▸ Exercise objective
Scan the records for the string "page"; copy each line where it occurs.

▸ Materials provided
"""

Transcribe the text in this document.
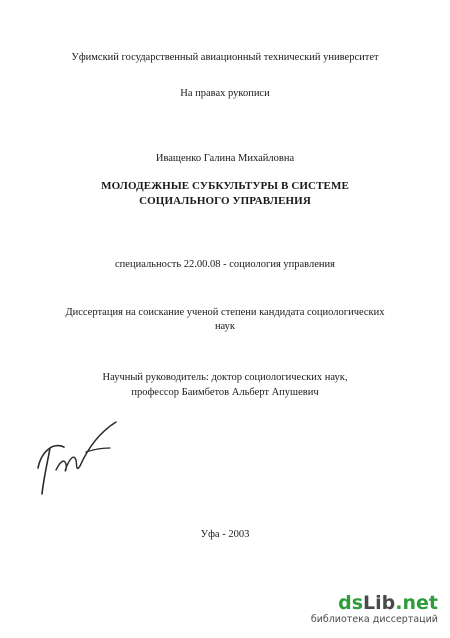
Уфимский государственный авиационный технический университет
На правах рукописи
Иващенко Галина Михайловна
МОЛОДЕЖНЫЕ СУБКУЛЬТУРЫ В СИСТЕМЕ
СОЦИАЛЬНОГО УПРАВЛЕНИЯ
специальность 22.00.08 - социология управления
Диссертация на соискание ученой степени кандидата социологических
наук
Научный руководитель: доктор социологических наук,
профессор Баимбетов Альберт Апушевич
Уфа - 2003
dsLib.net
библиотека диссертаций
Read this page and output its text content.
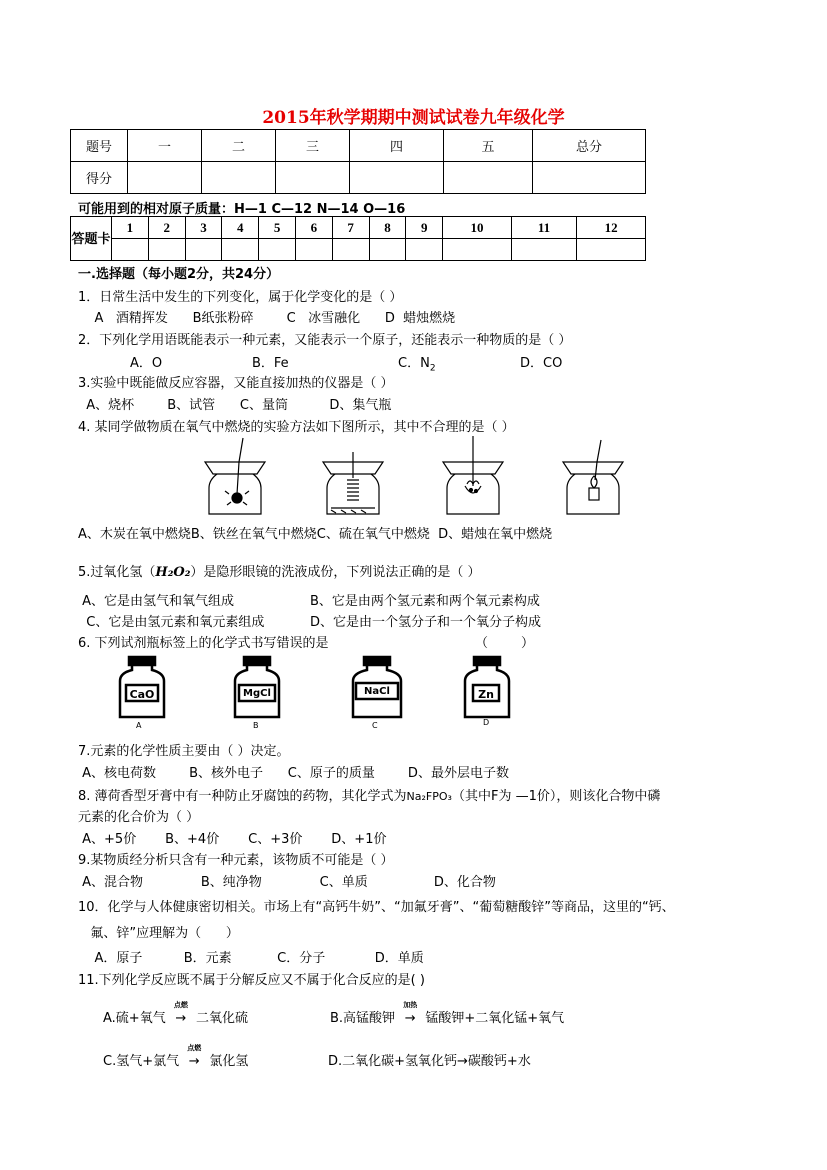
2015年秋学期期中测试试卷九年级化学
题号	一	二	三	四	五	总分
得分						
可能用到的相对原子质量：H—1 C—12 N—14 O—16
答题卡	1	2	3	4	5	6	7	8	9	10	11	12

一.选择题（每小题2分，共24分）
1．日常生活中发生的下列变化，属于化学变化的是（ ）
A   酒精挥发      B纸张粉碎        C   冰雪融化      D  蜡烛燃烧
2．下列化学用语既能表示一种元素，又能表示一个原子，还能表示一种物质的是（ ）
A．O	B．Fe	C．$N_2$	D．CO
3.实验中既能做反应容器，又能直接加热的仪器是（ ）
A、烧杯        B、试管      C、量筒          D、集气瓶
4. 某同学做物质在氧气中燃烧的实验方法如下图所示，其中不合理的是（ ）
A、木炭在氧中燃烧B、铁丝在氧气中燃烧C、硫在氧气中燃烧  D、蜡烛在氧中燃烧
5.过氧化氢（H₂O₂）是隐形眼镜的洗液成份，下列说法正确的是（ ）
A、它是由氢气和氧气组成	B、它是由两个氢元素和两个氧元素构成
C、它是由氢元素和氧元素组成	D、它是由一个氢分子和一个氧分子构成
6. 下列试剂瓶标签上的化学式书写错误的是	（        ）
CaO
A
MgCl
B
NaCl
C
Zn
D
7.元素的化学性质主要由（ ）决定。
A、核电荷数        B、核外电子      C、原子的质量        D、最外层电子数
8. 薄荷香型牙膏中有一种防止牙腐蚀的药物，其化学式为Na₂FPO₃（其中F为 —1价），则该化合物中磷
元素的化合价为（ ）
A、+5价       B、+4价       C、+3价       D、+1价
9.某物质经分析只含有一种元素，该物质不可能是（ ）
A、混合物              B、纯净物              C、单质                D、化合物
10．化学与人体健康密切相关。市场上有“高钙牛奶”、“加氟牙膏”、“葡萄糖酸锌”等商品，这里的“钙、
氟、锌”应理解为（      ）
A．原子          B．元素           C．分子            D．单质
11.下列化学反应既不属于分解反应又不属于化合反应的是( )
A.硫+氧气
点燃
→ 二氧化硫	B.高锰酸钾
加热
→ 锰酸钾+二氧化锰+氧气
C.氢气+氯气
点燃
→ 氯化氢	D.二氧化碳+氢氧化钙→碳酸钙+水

"""
"""

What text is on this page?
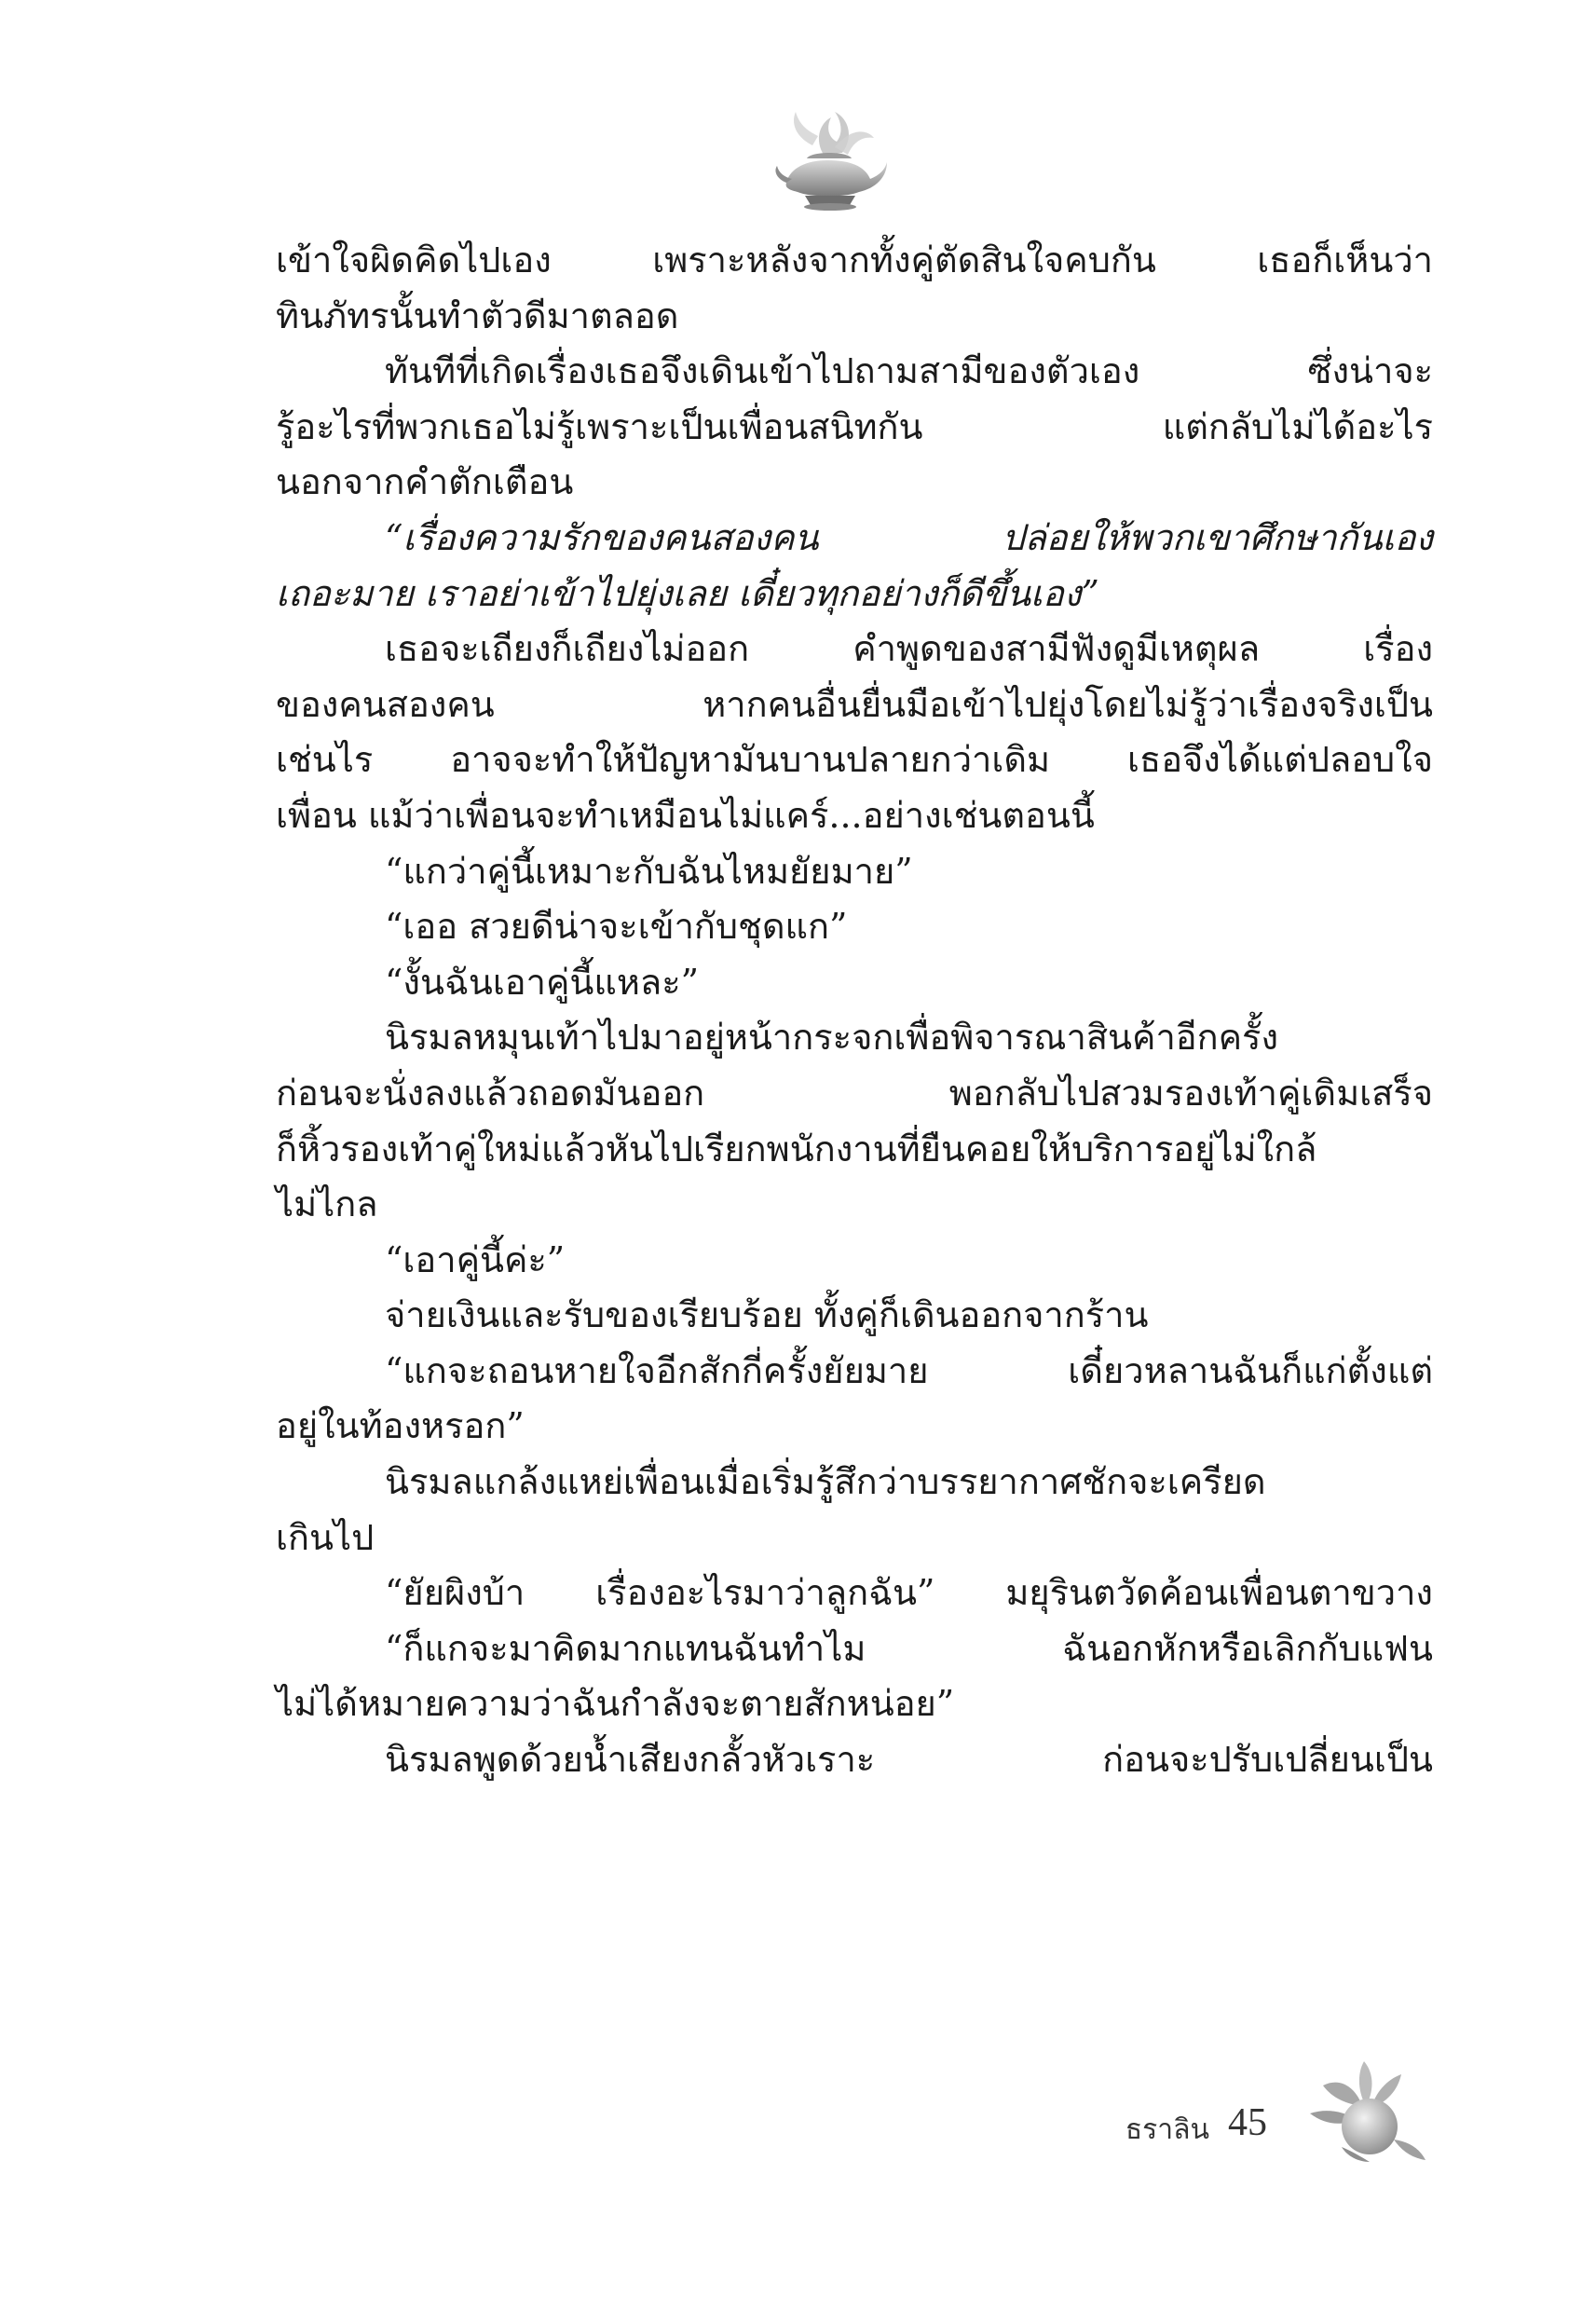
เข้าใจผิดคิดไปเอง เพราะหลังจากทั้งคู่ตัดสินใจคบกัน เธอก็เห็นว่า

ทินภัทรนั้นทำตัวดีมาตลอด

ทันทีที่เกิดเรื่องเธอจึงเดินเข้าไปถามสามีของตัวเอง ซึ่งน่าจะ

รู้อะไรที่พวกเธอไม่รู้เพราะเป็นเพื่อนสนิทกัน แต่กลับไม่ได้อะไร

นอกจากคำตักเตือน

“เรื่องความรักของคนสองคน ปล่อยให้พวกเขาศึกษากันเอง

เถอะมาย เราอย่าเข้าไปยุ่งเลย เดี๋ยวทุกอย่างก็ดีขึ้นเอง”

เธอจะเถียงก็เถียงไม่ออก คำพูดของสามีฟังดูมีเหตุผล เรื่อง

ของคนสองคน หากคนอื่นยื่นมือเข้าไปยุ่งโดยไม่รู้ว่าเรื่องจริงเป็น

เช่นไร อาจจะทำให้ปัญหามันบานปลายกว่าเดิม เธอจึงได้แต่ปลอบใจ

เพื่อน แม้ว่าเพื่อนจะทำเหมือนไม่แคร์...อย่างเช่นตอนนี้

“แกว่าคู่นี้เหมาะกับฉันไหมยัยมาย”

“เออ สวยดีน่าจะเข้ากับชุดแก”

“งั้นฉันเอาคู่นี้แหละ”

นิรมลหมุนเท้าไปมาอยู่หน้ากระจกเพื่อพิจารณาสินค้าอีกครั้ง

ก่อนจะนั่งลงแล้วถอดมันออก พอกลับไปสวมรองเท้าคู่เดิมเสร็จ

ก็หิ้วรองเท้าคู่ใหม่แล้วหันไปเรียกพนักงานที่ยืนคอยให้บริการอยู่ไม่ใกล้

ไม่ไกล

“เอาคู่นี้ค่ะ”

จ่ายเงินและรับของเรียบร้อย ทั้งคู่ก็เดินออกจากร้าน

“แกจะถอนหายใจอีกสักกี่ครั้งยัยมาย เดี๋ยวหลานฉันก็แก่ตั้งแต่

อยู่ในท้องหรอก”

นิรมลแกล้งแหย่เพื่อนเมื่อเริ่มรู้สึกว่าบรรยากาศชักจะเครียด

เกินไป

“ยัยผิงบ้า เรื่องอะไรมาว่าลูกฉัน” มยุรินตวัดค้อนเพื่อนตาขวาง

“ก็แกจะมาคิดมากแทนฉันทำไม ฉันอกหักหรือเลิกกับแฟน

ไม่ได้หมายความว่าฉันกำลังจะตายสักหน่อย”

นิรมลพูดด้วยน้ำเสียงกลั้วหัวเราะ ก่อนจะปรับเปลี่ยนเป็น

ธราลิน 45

"""

▸ Correct output
Read this page and output its text content.
What text is on this page?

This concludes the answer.